### WHAT IS BEING ASKED
Write out the data again in full, exactly as it reads.

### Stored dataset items
• • • • • • •

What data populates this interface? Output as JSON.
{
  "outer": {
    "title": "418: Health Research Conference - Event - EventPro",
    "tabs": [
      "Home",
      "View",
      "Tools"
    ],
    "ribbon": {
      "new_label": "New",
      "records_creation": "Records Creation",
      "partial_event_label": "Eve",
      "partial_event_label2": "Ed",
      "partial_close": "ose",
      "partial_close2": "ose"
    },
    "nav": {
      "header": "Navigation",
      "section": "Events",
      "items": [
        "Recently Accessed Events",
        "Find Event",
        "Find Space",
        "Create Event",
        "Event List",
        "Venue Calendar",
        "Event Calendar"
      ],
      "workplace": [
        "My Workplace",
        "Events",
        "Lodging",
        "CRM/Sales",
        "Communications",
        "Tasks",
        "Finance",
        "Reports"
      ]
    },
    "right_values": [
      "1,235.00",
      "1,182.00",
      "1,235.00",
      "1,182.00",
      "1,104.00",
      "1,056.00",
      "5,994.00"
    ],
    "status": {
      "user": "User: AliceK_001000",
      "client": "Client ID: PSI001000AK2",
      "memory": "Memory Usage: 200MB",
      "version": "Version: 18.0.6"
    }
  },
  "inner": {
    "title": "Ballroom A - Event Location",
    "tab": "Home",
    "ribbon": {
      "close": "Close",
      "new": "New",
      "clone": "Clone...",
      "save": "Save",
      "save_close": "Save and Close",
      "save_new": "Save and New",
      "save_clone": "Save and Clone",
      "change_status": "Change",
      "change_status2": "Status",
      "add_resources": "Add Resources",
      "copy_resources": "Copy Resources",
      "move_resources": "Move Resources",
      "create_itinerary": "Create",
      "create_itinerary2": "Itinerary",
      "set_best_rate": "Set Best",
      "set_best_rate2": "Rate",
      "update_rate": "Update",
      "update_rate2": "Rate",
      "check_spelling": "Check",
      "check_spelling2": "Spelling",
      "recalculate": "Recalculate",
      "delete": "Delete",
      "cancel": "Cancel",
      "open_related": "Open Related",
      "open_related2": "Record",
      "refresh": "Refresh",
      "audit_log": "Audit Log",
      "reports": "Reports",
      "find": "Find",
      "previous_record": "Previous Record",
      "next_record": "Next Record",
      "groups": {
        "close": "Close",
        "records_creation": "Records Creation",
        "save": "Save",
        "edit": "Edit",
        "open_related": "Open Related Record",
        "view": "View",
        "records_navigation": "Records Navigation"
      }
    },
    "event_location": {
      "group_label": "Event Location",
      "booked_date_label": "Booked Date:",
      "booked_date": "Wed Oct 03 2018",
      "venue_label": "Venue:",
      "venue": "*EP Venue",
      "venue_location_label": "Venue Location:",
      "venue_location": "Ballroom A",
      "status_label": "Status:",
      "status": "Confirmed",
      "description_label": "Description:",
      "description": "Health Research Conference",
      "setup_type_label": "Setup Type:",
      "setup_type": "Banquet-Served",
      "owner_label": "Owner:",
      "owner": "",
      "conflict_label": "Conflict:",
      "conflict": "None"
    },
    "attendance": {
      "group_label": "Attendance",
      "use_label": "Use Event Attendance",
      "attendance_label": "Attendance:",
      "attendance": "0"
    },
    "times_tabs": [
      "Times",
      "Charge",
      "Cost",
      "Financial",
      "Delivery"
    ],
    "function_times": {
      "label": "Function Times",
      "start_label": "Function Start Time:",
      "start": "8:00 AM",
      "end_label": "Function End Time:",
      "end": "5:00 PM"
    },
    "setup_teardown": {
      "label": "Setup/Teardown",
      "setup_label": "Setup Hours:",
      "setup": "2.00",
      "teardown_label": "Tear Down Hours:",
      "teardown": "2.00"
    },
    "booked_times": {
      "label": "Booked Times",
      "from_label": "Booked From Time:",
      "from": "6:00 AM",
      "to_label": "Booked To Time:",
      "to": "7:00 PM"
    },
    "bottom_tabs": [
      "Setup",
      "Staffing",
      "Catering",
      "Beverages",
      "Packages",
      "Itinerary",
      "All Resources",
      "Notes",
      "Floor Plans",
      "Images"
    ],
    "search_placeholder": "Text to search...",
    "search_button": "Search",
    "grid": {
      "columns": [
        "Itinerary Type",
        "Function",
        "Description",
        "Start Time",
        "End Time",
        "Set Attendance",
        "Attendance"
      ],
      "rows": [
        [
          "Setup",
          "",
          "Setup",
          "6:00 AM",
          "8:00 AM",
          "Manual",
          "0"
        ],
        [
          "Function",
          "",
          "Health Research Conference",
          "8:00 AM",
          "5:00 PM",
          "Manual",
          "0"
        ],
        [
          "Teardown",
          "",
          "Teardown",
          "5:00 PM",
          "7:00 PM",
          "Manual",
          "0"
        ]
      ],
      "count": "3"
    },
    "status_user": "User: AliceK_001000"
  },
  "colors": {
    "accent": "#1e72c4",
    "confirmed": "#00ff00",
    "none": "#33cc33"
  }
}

• • • • • • •

### REPLY TO THE EXERCISE
What data populates this interface? Output as JSON.
{
  "outer": {
    "title": "418: Health Research Conference - Event - EventPro",
    "tabs": [
      "Home",
      "View",
      "Tools"
    ],
    "ribbon": {
      "new_label": "New",
      "records_creation": "Records Creation",
      "partial_event_label": "Eve",
      "partial_event_label2": "Ed",
      "partial_close": "ose",
      "partial_close2": "ose"
    },
    "nav": {
      "header": "Navigation",
      "section": "Events",
      "items": [
        "Recently Accessed Events",
        "Find Event",
        "Find Space",
        "Create Event",
        "Event List",
        "Venue Calendar",
        "Event Calendar"
      ],
      "workplace": [
        "My Workplace",
        "Events",
        "Lodging",
        "CRM/Sales",
        "Communications",
        "Tasks",
        "Finance",
        "Reports"
      ]
    },
    "right_values": [
      "1,235.00",
      "1,182.00",
      "1,235.00",
      "1,182.00",
      "1,104.00",
      "1,056.00",
      "5,994.00"
    ],
    "status": {
      "user": "User: AliceK_001000",
      "client": "Client ID: PSI001000AK2",
      "memory": "Memory Usage: 200MB",
      "version": "Version: 18.0.6"
    }
  },
  "inner": {
    "title": "Ballroom A - Event Location",
    "tab": "Home",
    "ribbon": {
      "close": "Close",
      "new": "New",
      "clone": "Clone...",
      "save": "Save",
      "save_close": "Save and Close",
      "save_new": "Save and New",
      "save_clone": "Save and Clone",
      "change_status": "Change",
      "change_status2": "Status",
      "add_resources": "Add Resources",
      "copy_resources": "Copy Resources",
      "move_resources": "Move Resources",
      "create_itinerary": "Create",
      "create_itinerary2": "Itinerary",
      "set_best_rate": "Set Best",
      "set_best_rate2": "Rate",
      "update_rate": "Update",
      "update_rate2": "Rate",
      "check_spelling": "Check",
      "check_spelling2": "Spelling",
      "recalculate": "Recalculate",
      "delete": "Delete",
      "cancel": "Cancel",
      "open_related": "Open Related",
      "open_related2": "Record",
      "refresh": "Refresh",
      "audit_log": "Audit Log",
      "reports": "Reports",
      "find": "Find",
      "previous_record": "Previous Record",
      "next_record": "Next Record",
      "groups": {
        "close": "Close",
        "records_creation": "Records Creation",
        "save": "Save",
        "edit": "Edit",
        "open_related": "Open Related Record",
        "view": "View",
        "records_navigation": "Records Navigation"
      }
    },
    "event_location": {
      "group_label": "Event Location",
      "booked_date_label": "Booked Date:",
      "booked_date": "Wed Oct 03 2018",
      "venue_label": "Venue:",
      "venue": "*EP Venue",
      "venue_location_label": "Venue Location:",
      "venue_location": "Ballroom A",
      "status_label": "Status:",
      "status": "Confirmed",
      "description_label": "Description:",
      "description": "Health Research Conference",
      "setup_type_label": "Setup Type:",
      "setup_type": "Banquet-Served",
      "owner_label": "Owner:",
      "owner": "",
      "conflict_label": "Conflict:",
      "conflict": "None"
    },
    "attendance": {
      "group_label": "Attendance",
      "use_label": "Use Event Attendance",
      "attendance_label": "Attendance:",
      "attendance": "0"
    },
    "times_tabs": [
      "Times",
      "Charge",
      "Cost",
      "Financial",
      "Delivery"
    ],
    "function_times": {
      "label": "Function Times",
      "start_label": "Function Start Time:",
      "start": "8:00 AM",
      "end_label": "Function End Time:",
      "end": "5:00 PM"
    },
    "setup_teardown": {
      "label": "Setup/Teardown",
      "setup_label": "Setup Hours:",
      "setup": "2.00",
      "teardown_label": "Tear Down Hours:",
      "teardown": "2.00"
    },
    "booked_times": {
      "label": "Booked Times",
      "from_label": "Booked From Time:",
      "from": "6:00 AM",
      "to_label": "Booked To Time:",
      "to": "7:00 PM"
    },
    "bottom_tabs": [
      "Setup",
      "Staffing",
      "Catering",
      "Beverages",
      "Packages",
      "Itinerary",
      "All Resources",
      "Notes",
      "Floor Plans",
      "Images"
    ],
    "search_placeholder": "Text to search...",
    "search_button": "Search",
    "grid": {
      "columns": [
        "Itinerary Type",
        "Function",
        "Description",
        "Start Time",
        "End Time",
        "Set Attendance",
        "Attendance"
      ],
      "rows": [
        [
          "Setup",
          "",
          "Setup",
          "6:00 AM",
          "8:00 AM",
          "Manual",
          "0"
        ],
        [
          "Function",
          "",
          "Health Research Conference",
          "8:00 AM",
          "5:00 PM",
          "Manual",
          "0"
        ],
        [
          "Teardown",
          "",
          "Teardown",
          "5:00 PM",
          "7:00 PM",
          "Manual",
          "0"
        ]
      ],
      "count": "3"
    },
    "status_user": "User: AliceK_001000"
  },
  "colors": {
    "accent": "#1e72c4",
    "confirmed": "#00ff00",
    "none": "#33cc33"
  }
}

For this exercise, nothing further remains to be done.